What you are asked to do ▸ Count how many lines of the material hold "title". Respond with that number alone.

━━━━━━━━━━━━━━━━

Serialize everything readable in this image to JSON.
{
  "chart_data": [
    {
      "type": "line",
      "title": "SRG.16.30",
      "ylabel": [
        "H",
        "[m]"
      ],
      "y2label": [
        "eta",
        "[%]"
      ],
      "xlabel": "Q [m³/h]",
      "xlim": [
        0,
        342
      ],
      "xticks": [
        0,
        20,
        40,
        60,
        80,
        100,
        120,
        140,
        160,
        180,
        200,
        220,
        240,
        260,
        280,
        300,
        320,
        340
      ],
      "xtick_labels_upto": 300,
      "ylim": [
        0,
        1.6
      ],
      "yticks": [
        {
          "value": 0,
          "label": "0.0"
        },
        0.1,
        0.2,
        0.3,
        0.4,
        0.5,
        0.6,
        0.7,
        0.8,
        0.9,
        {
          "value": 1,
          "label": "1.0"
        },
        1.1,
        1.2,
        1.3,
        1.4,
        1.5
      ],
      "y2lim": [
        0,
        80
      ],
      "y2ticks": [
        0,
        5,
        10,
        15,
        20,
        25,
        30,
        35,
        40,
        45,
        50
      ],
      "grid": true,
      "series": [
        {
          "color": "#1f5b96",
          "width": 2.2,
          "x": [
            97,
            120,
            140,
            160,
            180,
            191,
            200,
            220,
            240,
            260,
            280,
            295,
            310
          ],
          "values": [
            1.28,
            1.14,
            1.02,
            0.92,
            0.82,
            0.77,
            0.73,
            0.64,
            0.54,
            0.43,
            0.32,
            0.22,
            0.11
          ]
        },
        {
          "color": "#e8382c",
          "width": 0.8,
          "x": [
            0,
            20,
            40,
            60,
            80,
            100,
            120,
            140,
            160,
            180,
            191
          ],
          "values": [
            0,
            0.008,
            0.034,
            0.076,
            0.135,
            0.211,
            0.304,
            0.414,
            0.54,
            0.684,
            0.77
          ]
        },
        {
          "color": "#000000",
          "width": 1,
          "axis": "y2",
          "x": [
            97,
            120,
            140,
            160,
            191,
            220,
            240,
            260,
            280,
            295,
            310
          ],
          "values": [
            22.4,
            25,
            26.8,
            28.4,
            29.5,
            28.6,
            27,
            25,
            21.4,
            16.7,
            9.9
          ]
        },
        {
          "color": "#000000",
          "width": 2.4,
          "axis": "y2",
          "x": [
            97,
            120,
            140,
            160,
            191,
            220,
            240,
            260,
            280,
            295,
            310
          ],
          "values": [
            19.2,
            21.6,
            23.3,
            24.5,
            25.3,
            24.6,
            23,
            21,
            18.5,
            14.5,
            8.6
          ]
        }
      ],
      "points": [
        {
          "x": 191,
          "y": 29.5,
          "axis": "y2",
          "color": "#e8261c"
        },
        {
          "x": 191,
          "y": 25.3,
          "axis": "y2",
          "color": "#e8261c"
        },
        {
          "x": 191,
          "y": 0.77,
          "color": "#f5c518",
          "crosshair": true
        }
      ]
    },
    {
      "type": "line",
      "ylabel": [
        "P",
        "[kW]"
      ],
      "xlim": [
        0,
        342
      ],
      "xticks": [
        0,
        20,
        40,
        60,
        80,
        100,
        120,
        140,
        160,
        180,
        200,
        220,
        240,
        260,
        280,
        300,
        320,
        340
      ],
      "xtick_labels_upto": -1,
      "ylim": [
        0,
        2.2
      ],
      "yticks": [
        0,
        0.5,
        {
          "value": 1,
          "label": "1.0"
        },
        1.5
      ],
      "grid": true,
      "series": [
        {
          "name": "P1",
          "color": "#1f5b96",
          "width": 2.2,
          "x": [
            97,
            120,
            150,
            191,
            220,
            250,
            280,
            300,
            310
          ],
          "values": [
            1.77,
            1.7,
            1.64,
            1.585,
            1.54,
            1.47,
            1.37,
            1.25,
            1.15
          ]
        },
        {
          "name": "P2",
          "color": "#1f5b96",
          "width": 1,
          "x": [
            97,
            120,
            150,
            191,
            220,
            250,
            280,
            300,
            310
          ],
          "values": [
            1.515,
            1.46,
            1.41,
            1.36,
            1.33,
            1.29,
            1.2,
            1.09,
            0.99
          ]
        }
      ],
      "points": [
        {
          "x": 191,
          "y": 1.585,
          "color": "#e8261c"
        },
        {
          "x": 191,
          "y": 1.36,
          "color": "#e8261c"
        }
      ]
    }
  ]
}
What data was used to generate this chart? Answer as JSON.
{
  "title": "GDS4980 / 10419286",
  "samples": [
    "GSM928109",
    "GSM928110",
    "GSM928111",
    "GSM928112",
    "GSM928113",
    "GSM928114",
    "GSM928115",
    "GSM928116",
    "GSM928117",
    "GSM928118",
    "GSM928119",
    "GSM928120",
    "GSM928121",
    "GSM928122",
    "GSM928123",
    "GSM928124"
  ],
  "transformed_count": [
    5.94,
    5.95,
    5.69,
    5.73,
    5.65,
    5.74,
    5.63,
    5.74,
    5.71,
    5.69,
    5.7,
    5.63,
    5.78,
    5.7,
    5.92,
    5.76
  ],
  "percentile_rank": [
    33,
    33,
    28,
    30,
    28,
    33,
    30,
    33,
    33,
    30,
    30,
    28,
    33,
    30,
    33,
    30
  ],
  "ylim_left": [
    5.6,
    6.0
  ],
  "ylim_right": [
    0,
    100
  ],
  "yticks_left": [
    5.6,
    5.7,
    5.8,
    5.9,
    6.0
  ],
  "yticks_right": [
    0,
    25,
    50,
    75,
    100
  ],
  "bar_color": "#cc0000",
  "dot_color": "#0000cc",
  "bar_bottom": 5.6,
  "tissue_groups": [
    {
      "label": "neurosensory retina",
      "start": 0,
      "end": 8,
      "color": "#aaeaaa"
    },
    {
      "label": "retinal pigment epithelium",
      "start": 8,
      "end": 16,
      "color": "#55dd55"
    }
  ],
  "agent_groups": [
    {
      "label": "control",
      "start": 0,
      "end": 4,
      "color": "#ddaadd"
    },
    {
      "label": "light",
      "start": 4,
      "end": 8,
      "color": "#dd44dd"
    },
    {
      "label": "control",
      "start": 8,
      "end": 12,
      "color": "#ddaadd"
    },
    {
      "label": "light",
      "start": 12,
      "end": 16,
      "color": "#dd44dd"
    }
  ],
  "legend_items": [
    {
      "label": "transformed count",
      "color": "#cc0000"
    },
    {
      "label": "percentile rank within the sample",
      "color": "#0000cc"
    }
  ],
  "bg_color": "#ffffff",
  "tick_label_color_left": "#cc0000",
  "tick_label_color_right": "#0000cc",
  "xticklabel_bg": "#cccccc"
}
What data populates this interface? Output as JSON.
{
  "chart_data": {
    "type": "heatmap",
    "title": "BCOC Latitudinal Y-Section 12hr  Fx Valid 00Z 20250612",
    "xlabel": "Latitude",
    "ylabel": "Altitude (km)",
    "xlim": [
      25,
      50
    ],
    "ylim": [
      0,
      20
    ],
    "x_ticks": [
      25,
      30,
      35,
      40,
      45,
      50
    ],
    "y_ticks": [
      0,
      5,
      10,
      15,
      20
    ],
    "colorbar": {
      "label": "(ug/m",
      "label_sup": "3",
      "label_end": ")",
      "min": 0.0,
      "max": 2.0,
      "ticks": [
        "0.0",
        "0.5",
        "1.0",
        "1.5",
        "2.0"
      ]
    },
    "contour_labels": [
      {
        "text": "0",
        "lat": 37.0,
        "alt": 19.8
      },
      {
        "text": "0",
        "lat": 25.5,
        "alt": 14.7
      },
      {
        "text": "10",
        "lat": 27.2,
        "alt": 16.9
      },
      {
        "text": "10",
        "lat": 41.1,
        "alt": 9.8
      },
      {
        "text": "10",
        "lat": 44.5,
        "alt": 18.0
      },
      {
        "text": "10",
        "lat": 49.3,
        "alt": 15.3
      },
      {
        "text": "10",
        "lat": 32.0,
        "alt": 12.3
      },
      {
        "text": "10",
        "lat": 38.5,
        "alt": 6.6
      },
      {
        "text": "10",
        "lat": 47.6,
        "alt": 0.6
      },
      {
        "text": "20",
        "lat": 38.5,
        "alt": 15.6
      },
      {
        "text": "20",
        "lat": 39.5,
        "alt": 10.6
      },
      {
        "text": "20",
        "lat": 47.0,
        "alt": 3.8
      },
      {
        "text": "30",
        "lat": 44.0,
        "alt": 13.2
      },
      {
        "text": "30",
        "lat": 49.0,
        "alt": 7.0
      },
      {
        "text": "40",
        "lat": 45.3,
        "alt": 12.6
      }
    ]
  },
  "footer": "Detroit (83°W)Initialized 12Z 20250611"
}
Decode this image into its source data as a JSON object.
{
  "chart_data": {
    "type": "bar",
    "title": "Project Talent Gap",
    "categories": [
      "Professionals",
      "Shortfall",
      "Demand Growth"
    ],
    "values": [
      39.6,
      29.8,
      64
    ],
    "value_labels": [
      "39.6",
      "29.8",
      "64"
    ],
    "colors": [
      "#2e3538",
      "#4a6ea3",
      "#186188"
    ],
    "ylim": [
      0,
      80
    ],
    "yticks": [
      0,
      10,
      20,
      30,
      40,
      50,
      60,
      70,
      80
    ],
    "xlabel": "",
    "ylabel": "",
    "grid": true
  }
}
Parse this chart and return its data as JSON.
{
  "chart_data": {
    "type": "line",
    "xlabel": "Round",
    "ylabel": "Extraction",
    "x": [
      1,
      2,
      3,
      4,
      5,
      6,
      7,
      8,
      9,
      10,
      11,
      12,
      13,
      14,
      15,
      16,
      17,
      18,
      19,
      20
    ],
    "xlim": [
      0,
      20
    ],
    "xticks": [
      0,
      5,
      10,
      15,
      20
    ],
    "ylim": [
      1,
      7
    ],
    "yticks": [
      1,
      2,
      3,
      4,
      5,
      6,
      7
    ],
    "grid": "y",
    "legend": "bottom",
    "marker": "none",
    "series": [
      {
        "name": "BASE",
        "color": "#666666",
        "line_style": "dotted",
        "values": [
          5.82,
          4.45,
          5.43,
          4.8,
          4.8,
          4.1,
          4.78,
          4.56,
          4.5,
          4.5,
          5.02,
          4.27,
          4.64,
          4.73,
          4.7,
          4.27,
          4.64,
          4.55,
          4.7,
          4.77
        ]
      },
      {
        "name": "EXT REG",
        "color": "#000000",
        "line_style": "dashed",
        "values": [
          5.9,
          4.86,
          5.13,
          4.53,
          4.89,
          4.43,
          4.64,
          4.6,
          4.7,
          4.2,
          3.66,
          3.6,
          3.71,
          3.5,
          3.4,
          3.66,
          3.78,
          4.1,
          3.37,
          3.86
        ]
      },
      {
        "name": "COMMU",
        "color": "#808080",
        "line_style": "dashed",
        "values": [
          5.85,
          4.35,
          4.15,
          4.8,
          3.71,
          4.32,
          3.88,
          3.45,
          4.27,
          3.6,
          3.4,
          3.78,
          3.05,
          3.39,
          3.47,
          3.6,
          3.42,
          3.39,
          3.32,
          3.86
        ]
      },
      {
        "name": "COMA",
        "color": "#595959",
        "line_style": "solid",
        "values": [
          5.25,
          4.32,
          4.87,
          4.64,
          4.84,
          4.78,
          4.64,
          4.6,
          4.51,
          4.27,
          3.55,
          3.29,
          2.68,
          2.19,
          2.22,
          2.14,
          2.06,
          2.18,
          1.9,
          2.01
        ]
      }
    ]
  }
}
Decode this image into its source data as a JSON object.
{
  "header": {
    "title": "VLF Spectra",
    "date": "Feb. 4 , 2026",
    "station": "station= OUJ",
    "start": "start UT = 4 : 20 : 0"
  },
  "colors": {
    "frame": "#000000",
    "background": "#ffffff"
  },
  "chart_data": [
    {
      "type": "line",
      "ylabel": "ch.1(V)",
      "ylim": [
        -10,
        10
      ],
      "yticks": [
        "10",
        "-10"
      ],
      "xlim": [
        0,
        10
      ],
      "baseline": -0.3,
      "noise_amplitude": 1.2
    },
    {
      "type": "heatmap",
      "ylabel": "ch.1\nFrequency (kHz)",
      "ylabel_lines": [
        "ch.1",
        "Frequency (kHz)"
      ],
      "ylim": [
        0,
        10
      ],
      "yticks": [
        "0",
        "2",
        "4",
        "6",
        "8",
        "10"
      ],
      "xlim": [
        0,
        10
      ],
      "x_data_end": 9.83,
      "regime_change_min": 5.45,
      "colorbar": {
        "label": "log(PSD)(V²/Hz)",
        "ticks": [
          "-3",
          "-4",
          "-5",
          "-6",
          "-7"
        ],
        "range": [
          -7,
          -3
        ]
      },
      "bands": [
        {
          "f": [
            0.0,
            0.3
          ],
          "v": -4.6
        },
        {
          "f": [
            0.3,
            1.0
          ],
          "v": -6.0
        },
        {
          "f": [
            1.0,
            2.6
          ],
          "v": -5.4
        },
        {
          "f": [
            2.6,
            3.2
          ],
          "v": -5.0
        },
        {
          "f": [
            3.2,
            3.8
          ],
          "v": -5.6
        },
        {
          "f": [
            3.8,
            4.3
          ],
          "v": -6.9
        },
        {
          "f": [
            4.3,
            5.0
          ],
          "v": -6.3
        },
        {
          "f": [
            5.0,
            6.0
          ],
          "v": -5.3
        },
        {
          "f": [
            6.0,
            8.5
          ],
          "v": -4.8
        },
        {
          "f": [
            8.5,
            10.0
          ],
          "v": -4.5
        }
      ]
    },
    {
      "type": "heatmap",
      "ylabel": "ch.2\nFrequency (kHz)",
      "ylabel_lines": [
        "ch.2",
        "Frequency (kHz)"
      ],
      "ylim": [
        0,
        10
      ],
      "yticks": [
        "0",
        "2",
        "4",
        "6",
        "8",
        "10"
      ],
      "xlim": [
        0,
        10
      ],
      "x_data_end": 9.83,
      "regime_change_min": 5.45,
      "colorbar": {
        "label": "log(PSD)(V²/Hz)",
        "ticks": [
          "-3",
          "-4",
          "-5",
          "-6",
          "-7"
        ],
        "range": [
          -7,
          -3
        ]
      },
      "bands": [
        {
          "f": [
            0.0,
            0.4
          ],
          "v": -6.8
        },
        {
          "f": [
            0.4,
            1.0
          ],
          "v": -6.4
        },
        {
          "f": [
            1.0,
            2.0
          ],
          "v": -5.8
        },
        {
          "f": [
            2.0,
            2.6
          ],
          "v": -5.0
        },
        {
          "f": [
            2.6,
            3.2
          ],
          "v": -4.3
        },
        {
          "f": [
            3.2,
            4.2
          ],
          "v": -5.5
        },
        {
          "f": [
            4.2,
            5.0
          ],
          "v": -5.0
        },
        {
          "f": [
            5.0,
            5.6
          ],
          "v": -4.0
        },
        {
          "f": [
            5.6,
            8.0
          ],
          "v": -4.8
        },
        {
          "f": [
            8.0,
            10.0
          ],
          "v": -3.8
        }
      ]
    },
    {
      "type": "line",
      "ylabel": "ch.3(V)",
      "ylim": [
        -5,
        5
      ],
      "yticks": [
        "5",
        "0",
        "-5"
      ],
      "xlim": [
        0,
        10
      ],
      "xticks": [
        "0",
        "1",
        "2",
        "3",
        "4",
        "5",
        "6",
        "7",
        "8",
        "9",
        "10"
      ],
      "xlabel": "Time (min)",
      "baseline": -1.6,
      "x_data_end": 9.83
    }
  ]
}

━━━━━━━━━━━━━━━━

Solution for this exercise ▸ 5